Copy out the material below in full, but not its images.

────────────────────────────────────────

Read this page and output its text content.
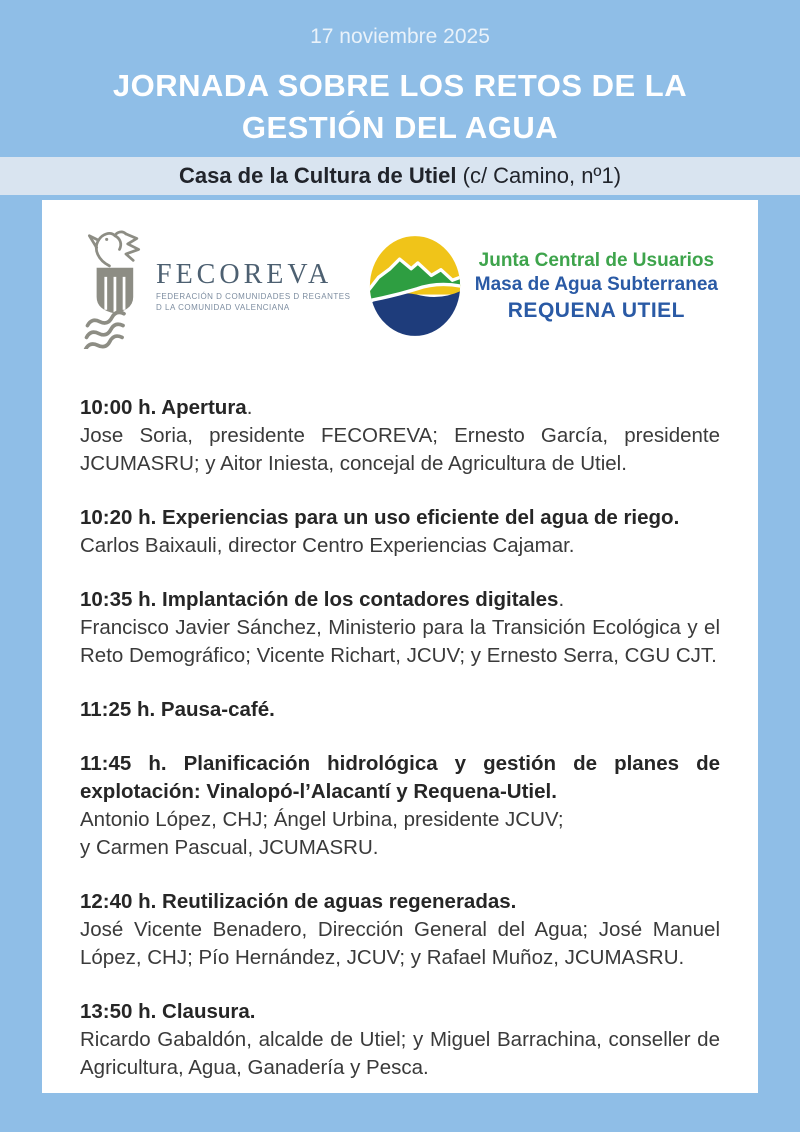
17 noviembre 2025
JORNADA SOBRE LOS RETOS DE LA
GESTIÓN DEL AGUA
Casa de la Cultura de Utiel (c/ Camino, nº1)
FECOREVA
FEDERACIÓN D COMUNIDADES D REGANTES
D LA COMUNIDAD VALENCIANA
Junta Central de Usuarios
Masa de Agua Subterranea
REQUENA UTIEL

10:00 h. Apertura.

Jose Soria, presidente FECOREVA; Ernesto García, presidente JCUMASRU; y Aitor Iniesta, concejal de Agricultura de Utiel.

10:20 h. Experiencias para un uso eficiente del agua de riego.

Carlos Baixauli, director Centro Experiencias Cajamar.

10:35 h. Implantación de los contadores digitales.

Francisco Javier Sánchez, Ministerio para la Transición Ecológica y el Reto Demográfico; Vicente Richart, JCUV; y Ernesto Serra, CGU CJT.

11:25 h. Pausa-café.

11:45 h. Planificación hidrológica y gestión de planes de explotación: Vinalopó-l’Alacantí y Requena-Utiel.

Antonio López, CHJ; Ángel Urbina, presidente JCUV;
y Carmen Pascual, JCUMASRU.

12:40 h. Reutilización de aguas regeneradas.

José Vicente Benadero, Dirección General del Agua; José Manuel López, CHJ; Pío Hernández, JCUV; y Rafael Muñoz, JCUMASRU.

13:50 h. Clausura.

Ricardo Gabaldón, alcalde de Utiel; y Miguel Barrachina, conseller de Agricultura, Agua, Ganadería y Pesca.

────────────────────────────────────────

FULL OUTPUT:
Read this page and output its text content.
17 noviembre 2025
JORNADA SOBRE LOS RETOS DE LA
GESTIÓN DEL AGUA
Casa de la Cultura de Utiel (c/ Camino, nº1)
FECOREVA
FEDERACIÓN D COMUNIDADES D REGANTES
D LA COMUNIDAD VALENCIANA
Junta Central de Usuarios
Masa de Agua Subterranea
REQUENA UTIEL

10:00 h. Apertura.

Jose Soria, presidente FECOREVA; Ernesto García, presidente JCUMASRU; y Aitor Iniesta, concejal de Agricultura de Utiel.

10:20 h. Experiencias para un uso eficiente del agua de riego.

Carlos Baixauli, director Centro Experiencias Cajamar.

10:35 h. Implantación de los contadores digitales.

Francisco Javier Sánchez, Ministerio para la Transición Ecológica y el Reto Demográfico; Vicente Richart, JCUV; y Ernesto Serra, CGU CJT.

11:25 h. Pausa-café.

11:45 h. Planificación hidrológica y gestión de planes de explotación: Vinalopó-l’Alacantí y Requena-Utiel.

Antonio López, CHJ; Ángel Urbina, presidente JCUV;
y Carmen Pascual, JCUMASRU.

12:40 h. Reutilización de aguas regeneradas.

José Vicente Benadero, Dirección General del Agua; José Manuel López, CHJ; Pío Hernández, JCUV; y Rafael Muñoz, JCUMASRU.

13:50 h. Clausura.

Ricardo Gabaldón, alcalde de Utiel; y Miguel Barrachina, conseller de Agricultura, Agua, Ganadería y Pesca.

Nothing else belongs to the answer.